[Records contained in a dataset]
***
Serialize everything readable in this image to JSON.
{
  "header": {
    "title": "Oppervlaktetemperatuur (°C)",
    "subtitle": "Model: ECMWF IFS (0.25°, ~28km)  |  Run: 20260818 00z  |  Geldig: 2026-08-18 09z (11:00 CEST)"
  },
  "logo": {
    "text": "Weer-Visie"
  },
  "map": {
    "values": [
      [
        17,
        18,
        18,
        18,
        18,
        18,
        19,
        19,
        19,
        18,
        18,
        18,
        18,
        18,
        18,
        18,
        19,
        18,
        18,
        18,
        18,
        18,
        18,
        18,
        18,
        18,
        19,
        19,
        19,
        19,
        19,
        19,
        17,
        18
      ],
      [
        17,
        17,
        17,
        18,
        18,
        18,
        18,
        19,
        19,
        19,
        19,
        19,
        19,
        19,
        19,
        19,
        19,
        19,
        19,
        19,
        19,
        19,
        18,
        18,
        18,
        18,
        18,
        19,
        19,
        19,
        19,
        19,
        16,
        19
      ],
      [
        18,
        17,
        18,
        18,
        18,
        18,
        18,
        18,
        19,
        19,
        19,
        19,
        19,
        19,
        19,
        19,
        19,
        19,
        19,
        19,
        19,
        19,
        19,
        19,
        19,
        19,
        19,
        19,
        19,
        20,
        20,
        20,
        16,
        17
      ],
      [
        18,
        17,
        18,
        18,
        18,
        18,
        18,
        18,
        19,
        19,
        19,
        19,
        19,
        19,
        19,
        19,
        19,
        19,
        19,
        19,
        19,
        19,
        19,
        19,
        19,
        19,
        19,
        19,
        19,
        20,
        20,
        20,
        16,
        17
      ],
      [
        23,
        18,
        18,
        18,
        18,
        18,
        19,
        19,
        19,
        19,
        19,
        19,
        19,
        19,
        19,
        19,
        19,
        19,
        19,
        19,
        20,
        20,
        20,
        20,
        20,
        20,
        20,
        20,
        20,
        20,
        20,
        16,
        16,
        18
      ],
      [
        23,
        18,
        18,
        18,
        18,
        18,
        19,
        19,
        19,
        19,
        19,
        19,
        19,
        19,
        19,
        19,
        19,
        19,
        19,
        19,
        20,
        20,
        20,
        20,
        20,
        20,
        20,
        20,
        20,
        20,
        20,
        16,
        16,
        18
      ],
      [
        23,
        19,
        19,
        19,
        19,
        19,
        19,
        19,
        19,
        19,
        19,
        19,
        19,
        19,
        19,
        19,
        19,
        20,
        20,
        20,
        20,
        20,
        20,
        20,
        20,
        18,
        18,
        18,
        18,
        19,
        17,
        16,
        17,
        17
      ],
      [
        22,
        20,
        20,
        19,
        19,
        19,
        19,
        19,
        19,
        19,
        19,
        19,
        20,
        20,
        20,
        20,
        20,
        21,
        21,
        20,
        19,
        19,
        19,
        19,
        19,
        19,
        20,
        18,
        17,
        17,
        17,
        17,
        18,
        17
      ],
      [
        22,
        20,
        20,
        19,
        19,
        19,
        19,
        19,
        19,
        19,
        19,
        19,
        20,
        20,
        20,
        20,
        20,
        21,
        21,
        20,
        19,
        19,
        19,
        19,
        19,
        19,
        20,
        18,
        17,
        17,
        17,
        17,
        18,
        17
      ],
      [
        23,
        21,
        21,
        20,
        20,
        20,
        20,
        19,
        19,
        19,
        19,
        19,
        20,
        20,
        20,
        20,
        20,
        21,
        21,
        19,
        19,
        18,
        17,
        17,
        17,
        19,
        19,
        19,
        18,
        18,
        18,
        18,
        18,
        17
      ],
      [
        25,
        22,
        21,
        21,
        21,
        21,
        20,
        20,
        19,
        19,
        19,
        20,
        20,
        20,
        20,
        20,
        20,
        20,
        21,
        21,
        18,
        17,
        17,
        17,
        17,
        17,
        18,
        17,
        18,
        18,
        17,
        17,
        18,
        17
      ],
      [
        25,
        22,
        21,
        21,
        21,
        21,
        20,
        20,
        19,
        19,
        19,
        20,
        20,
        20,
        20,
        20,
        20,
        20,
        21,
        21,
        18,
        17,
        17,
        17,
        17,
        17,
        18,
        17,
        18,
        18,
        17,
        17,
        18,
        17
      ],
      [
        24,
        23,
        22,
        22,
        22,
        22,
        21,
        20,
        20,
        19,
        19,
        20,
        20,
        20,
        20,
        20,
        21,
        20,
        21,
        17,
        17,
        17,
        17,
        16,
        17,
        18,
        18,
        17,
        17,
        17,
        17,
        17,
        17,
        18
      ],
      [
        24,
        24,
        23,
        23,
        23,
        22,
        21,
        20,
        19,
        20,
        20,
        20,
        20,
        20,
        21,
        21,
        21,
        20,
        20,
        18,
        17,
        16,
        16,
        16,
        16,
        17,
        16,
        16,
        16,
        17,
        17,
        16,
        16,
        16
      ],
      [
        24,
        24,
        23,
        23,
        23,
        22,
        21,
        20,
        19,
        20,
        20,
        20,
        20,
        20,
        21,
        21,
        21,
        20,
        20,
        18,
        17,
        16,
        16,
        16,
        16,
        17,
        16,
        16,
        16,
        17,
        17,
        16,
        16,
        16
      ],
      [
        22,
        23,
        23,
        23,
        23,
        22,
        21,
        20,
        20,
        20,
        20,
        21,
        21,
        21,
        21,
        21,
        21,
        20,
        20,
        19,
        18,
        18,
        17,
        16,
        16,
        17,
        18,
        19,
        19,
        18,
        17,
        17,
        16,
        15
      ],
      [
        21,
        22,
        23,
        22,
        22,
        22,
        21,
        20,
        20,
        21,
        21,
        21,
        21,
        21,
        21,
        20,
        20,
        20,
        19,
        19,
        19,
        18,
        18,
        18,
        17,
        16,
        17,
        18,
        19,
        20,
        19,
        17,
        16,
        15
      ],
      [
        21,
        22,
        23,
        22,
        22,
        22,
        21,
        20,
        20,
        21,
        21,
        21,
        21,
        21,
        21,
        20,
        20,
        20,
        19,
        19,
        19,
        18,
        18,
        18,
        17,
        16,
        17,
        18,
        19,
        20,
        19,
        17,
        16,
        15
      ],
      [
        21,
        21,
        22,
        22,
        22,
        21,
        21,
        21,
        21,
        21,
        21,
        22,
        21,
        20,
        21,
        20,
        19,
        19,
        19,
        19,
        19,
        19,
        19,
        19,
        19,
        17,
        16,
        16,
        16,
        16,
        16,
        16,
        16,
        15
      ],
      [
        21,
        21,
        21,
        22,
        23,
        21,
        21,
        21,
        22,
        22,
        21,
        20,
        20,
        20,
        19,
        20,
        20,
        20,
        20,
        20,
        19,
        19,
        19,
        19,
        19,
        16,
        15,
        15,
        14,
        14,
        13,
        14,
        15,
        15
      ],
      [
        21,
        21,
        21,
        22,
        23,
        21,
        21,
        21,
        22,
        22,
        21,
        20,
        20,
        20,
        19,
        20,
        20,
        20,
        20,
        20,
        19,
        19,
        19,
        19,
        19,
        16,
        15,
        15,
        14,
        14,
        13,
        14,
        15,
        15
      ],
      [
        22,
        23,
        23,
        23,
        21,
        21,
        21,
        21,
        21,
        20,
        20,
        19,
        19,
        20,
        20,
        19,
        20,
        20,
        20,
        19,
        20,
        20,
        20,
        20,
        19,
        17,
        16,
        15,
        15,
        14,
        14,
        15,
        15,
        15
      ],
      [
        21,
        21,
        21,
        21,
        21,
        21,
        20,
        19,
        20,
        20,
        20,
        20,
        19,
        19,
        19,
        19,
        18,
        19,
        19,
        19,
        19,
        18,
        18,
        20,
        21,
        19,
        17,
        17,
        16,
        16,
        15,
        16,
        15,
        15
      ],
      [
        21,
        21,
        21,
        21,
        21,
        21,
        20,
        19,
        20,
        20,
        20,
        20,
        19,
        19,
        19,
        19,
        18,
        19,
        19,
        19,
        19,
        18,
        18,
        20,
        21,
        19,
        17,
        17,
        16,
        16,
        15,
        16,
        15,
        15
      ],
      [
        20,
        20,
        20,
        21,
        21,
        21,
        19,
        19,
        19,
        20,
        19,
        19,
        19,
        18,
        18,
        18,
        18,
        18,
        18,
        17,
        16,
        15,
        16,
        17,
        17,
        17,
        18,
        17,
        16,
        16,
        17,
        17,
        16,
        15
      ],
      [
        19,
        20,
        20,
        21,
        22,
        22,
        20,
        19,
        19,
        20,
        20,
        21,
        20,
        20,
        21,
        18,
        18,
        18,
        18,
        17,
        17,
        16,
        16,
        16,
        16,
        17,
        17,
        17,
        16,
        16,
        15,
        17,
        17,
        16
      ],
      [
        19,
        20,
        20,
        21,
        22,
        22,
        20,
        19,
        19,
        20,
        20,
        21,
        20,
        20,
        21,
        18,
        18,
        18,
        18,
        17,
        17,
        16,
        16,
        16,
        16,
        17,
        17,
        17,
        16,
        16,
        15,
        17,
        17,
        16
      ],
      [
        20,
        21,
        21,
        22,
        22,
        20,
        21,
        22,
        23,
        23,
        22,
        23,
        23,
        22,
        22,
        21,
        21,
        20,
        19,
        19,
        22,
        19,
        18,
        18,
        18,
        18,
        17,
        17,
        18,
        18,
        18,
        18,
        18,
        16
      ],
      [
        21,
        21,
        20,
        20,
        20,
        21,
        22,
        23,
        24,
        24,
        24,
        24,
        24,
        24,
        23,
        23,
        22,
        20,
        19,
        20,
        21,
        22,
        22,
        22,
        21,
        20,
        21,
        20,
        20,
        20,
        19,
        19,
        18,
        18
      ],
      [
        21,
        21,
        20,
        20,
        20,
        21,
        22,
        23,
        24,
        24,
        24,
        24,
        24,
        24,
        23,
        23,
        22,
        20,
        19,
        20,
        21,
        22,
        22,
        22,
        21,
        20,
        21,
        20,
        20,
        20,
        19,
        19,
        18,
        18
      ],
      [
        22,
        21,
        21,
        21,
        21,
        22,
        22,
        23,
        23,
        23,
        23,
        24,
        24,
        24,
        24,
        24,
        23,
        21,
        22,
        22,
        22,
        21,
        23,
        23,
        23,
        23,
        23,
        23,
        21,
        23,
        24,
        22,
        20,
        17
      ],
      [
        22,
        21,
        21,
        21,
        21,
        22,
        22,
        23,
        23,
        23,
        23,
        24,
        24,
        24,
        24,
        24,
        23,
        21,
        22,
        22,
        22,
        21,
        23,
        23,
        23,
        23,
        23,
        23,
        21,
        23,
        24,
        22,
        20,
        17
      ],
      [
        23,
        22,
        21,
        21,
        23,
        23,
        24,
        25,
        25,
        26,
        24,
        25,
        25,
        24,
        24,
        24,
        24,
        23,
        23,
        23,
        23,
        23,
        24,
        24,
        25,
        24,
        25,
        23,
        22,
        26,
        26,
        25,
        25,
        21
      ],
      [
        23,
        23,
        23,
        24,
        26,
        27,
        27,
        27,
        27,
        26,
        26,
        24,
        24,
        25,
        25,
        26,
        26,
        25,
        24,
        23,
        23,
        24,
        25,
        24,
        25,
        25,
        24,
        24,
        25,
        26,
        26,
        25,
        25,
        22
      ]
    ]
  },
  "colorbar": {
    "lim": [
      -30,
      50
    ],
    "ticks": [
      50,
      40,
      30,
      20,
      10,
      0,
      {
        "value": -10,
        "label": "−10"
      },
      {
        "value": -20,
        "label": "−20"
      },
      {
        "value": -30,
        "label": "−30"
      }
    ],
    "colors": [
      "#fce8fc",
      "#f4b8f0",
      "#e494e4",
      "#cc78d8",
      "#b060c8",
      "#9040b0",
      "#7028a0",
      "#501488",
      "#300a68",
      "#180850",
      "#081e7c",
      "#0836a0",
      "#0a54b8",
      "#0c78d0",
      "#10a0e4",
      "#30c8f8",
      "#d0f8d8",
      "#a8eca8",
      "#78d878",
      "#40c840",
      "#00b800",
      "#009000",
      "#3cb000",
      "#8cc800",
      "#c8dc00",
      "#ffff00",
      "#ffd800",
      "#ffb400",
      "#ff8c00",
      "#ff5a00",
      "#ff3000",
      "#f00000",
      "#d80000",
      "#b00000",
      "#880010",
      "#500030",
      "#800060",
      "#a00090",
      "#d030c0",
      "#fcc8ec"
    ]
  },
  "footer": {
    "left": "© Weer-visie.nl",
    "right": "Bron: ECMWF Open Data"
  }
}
***
* _GIVEN EXERCISE_: Extract all lines containing the word "ECMWF".

* _RESPONSE BELOW_:
    "subtitle": "Model: ECMWF IFS (0.25°, ~28km)  |  Run: 20260818 00z  |  Geldig: 2026-08-18 09z (11:00 CEST)"
    "right": "Bron: ECMWF Open Data"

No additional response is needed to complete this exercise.